Why it matters: Housing costs have exploded in Salt Lake since the pandemic began, forcing families to leave the city, adults to move in with their parents and renters to risk poverty even for modest apartments.
Driving the news: In a Tuesday story about rising rents, the Salt Lake Tribune posted a list of "Landlord advice for renters" by Paul Smith, executive director of the Rental Housing Association of Utah.
- Before asking a landlord for help, tenants should first sell their TVs and four-wheelers, work more hours or take out a loan, Smith advised.
- They also should ask for money from family, churches and nonprofits before trying to negotiate rent, he said.
- Renters, Smith said, should grow their income 5% to 7% each year to keep up with inflation, including rising rent.
Reality check: Incomes haven't kept up with rising housing costs in Salt Lake City — a market-wide disparity that individual renters cannot necessarily fix on their own.
- The vast majority of TVs listed on local classified ads are priced at less than $200, a fraction of the average monthly rent for a studio apartment.
- Financial experts generally discourage personal loans to pay rent because interest accumulates quickly, and borrowers will have to cover loan repayments and rent in the following months.
What they're saying: "Ah yes, I remember when I was renting a place for $450 a month (literally an old maintenance closet) and I couldn't afford it. I just sold my four-wheeler that I had laying around and all my money problems were solved," Dylan McDonnell, a disability advocate in Salt Lake City, posted on X.

**Provided information**
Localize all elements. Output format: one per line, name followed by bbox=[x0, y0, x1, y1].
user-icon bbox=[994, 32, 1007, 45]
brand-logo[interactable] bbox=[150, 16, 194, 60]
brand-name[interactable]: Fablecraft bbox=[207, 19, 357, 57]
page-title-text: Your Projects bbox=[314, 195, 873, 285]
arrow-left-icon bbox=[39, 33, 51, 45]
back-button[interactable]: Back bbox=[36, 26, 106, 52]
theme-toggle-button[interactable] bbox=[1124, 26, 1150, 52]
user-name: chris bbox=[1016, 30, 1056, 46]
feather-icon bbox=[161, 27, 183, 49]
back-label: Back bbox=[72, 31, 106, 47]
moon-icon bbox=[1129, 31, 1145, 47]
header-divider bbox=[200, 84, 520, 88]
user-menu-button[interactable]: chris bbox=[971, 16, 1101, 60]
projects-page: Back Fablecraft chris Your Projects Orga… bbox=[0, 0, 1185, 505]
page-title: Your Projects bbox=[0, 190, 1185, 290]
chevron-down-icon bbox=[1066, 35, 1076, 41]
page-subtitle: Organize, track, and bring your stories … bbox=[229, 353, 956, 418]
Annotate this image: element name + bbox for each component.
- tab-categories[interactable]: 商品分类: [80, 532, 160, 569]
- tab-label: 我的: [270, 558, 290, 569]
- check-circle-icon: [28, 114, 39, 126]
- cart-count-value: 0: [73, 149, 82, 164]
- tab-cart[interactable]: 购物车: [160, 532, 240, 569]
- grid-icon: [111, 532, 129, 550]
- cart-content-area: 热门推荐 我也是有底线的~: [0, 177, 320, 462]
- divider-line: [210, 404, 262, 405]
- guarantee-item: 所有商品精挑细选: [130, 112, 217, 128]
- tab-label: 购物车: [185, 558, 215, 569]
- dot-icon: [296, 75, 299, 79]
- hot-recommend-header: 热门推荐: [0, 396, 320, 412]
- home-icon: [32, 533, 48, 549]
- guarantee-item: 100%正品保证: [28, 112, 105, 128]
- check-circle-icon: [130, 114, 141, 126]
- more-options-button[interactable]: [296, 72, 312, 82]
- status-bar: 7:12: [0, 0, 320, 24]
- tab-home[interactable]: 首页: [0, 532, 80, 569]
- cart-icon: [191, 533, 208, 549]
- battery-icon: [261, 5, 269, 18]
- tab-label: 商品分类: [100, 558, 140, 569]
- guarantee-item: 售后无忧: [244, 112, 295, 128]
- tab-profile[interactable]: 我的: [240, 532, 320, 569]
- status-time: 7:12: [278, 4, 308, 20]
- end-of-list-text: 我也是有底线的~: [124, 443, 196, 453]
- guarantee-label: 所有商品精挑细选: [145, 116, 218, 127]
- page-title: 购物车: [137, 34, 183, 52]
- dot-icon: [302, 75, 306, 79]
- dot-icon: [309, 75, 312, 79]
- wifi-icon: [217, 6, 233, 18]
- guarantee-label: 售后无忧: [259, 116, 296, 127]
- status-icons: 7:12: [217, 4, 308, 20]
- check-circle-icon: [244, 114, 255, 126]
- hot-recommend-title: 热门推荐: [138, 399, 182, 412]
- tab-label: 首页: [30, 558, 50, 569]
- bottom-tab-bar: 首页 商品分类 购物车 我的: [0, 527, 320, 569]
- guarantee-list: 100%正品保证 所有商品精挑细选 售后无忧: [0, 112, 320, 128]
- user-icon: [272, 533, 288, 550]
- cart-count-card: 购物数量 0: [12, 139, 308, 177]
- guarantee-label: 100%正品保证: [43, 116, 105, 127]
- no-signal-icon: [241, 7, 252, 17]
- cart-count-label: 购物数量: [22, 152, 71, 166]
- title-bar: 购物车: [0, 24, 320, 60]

**Problem statement**
Answer these questions about the Salt Lake rent excerpt:
1. Who wrote the list titled "Landlord advice for renters"?
2. By what percentage each year did Smith say renters should grow their income?
3. At what price are the vast majority of TVs on local classified ads listed?
You won't need the entries.

**Finished exercise**
1. Paul Smith, executive director of the Rental Housing Association of Utah.
2. 5% to 7%.
3. Less than $200.